(Saved data entries)
★ ★ ★ ★
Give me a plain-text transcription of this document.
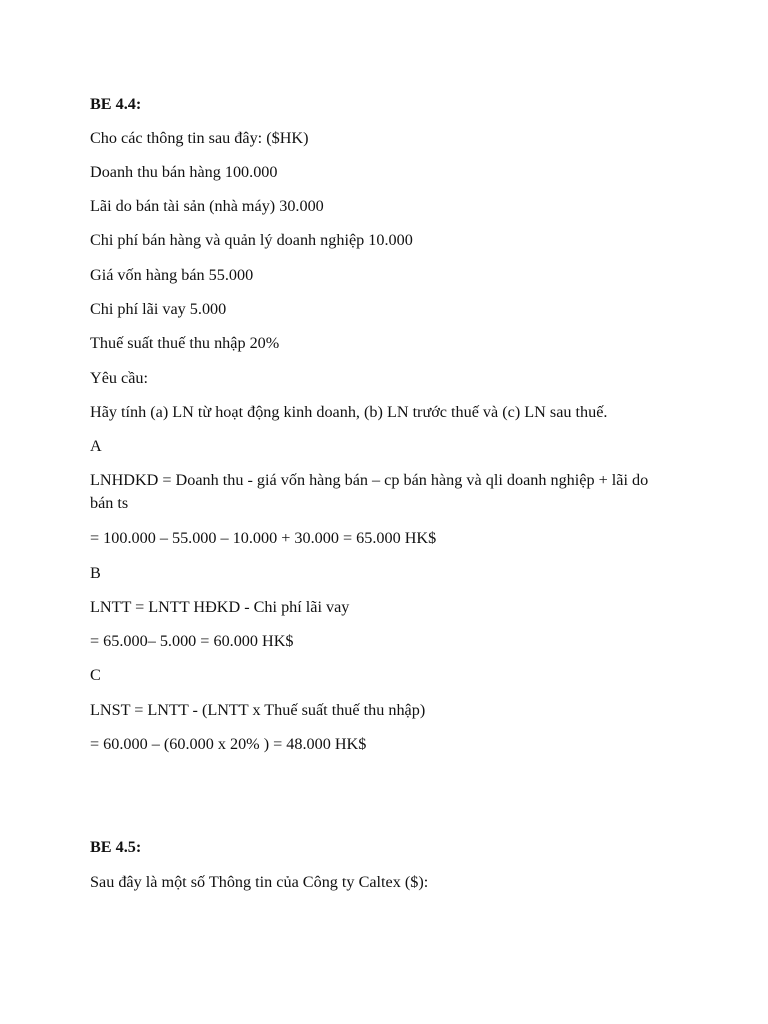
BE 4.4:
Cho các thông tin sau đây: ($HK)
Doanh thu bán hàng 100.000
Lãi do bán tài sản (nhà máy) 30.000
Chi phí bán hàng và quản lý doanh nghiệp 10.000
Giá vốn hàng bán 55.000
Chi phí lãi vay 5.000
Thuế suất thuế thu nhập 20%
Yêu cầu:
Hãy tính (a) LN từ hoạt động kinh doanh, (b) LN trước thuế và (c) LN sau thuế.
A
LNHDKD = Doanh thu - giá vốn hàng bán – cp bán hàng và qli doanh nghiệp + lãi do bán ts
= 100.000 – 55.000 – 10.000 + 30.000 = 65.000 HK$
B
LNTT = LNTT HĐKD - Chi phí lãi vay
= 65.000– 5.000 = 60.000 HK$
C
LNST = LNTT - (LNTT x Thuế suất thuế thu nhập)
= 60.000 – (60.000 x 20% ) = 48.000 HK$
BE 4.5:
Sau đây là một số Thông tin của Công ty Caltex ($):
★ ★ ★ ★
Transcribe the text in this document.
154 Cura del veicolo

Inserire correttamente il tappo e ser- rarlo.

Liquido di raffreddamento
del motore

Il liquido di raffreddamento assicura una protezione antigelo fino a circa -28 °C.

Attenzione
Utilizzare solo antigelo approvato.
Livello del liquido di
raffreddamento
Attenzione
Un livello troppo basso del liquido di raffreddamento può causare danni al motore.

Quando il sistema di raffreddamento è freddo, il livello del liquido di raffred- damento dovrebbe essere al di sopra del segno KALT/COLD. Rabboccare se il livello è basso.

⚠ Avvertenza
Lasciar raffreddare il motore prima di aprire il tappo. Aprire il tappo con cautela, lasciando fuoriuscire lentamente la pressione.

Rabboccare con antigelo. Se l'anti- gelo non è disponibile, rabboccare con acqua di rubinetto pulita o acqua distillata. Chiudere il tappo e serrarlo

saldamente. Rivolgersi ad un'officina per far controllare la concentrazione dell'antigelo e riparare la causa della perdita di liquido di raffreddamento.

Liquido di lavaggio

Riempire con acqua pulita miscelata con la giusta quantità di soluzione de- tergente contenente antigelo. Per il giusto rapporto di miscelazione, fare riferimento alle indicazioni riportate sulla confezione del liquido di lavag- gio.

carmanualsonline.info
★ ★ ★ ★
### Work to complete:
Only lines with the string "Rabboccare" belong in your answer; copy each one.

### Result:
Quando il sistema di raffreddamento è freddo, il livello del liquido di raffred- damento dovrebbe essere al di sopra del segno KALT/COLD. Rabboccare se il livello è basso.
Rabboccare con antigelo. Se l'anti- gelo non è disponibile, rabboccare con acqua di rubinetto pulita o acqua distillata. Chiudere il tappo e serrarlo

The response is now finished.